### The task
Whenever a line contains the string "também", copy it out of the entries.
─── Entries provided
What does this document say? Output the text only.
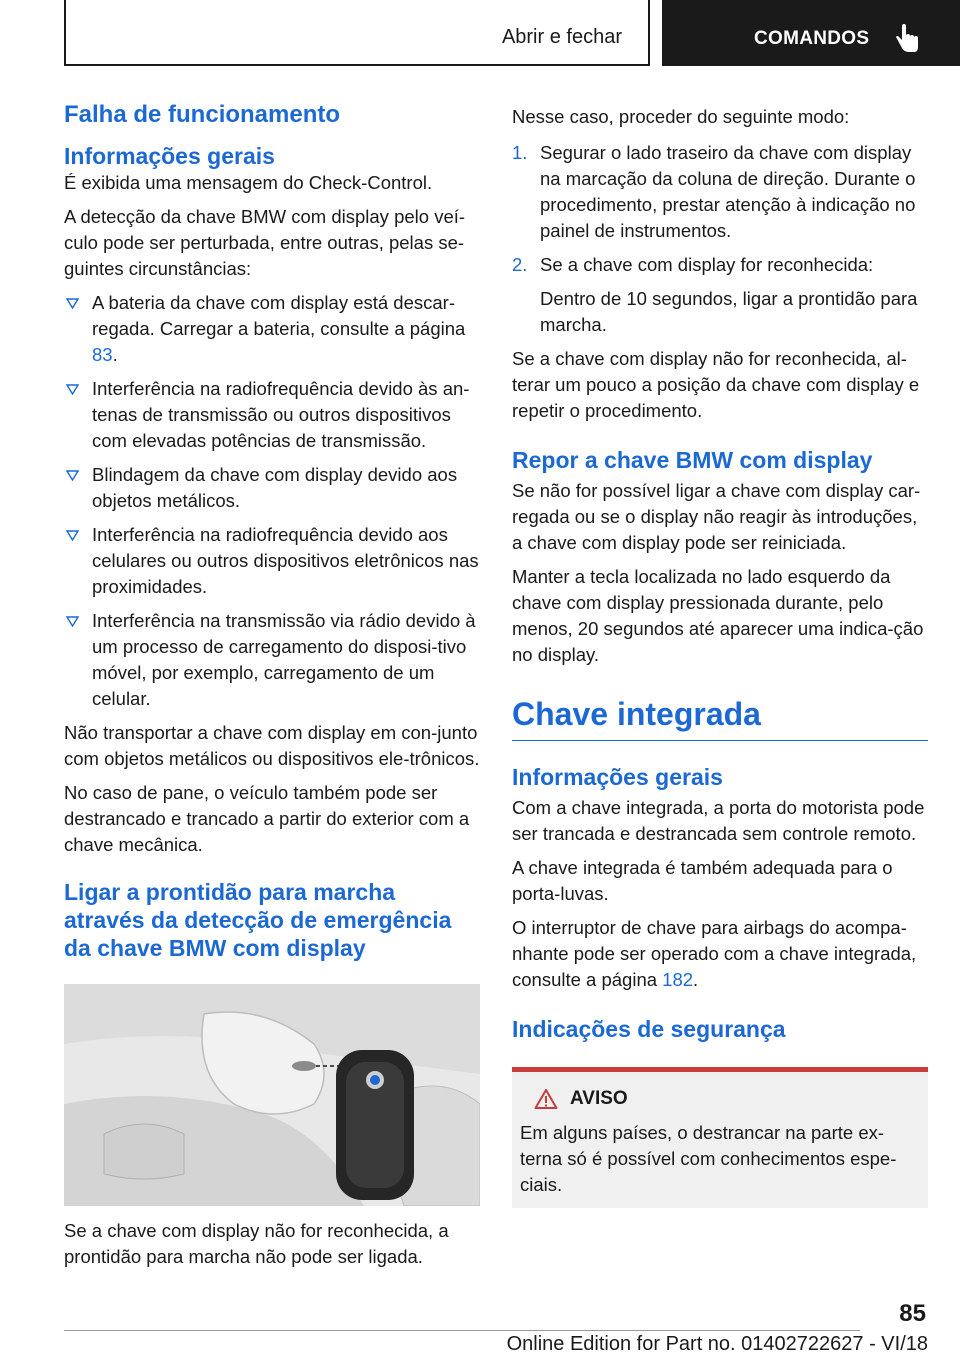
Abrir e fechar	COMANDOS
Falha de funcionamento
Informações gerais

É exibida uma mensagem do Check-Control.

A detecção da chave BMW com display pelo veí-culo pode ser perturbada, entre outras, pelas se-guintes circunstâncias:

A bateria da chave com display está descar-regada. Carregar a bateria, consulte a página 83.
Interferência na radiofrequência devido às an-tenas de transmissão ou outros dispositivos com elevadas potências de transmissão.
Blindagem da chave com display devido aos objetos metálicos.
Interferência na radiofrequência devido aos celulares ou outros dispositivos eletrônicos nas proximidades.
Interferência na transmissão via rádio devido à um processo de carregamento do disposi-tivo móvel, por exemplo, carregamento de um celular.

Não transportar a chave com display em con-junto com objetos metálicos ou dispositivos ele-trônicos.

No caso de pane, o veículo também pode ser destrancado e trancado a partir do exterior com a chave mecânica.

Ligar a prontidão para marcha através da detecção de emergência da chave BMW com display

Se a chave com display não for reconhecida, a prontidão para marcha não pode ser ligada.

Nesse caso, proceder do seguinte modo:

1. Segurar o lado traseiro da chave com display na marcação da coluna de direção. Durante o procedimento, prestar atenção à indicação no painel de instrumentos.
2. Se a chave com display for reconhecida:
Dentro de 10 segundos, ligar a prontidão para marcha.

Se a chave com display não for reconhecida, al-terar um pouco a posição da chave com display e repetir o procedimento.

Repor a chave BMW com display

Se não for possível ligar a chave com display car-regada ou se o display não reagir às introduções, a chave com display pode ser reiniciada.

Manter a tecla localizada no lado esquerdo da chave com display pressionada durante, pelo menos, 20 segundos até aparecer uma indica-ção no display.

Chave integrada
Informações gerais

Com a chave integrada, a porta do motorista pode ser trancada e destrancada sem controle remoto.

A chave integrada é também adequada para o porta-luvas.

O interruptor de chave para airbags do acompa-nhante pode ser operado com a chave integrada, consulte a página 182.

Indicações de segurança
AVISO

Em alguns países, o destrancar na parte ex-terna só é possível com conhecimentos espe-ciais.

85
Online Edition for Part no. 01402722627 - VI/18
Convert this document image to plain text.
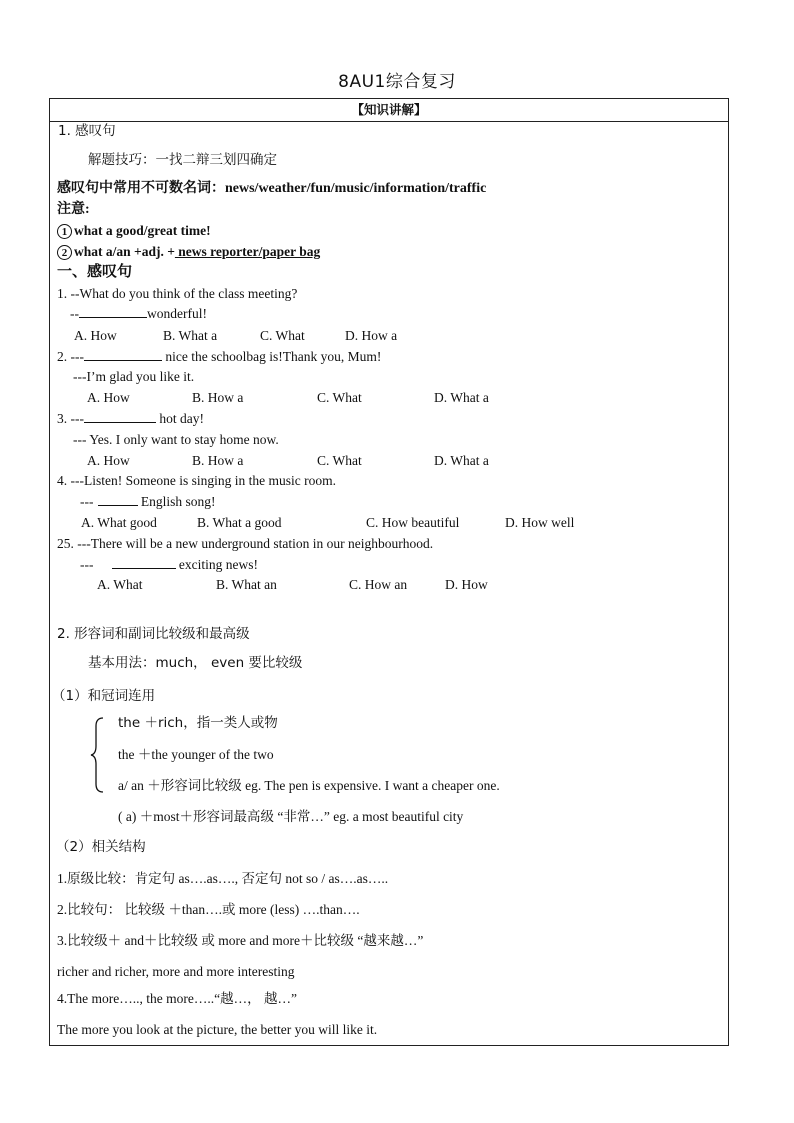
8AU1综合复习
【知识讲解】
1. 感叹句
解题技巧：一找二辩三划四确定
感叹句中常用不可数名词：news/weather/fun/music/information/traffic
注意:
1 what a good/great time!
2 what a/an +adj. + news reporter/paper bag
一、感叹句
1. --What do you think of the class meeting?
--	wonderful!
A. How	B. What a	C. What	D. How a
2. ---	nice the schoolbag is!Thank you, Mum!
---I’m glad you like it.
A. How	B. How a	C. What	D. What a
3. ---	hot day!
--- Yes. I only want to stay home now.
A. How	B. How a	C. What	D. What a
4. ---Listen! Someone is singing in the music room.
---	English song!
A. What good	B. What a good	C. How beautiful	D. How well
25. ---There will be a new underground station in our neighbourhood.
---	exciting news!
A. What	B. What an	C. How an	D. How
2. 形容词和副词比较级和最高级
基本用法：much， even 要比较级
（1）和冠词连用
the ＋rich，指一类人或物
the ＋the younger of the two
a/ an ＋形容词比较级 eg. The pen is expensive. I want a cheaper one.
( a) ＋most＋形容词最高级 “非常…” eg. a most beautiful city
（2）相关结构
1.原级比较：肯定句 as….as…., 否定句 not so / as….as…..
2.比较句： 比较级 ＋than….或 more (less) ….than….
3.比较级＋ and＋比较级 或 more and more＋比较级 “越来越…”
richer and richer, more and more interesting
4.The more….., the more…..“越…， 越…”
The more you look at the picture, the better you will like it.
──────
### Finished task
No caso de pane, o veículo também pode ser destrancado e trancado a partir do exterior com a chave mecânica.
A chave integrada é também adequada para o porta-luvas.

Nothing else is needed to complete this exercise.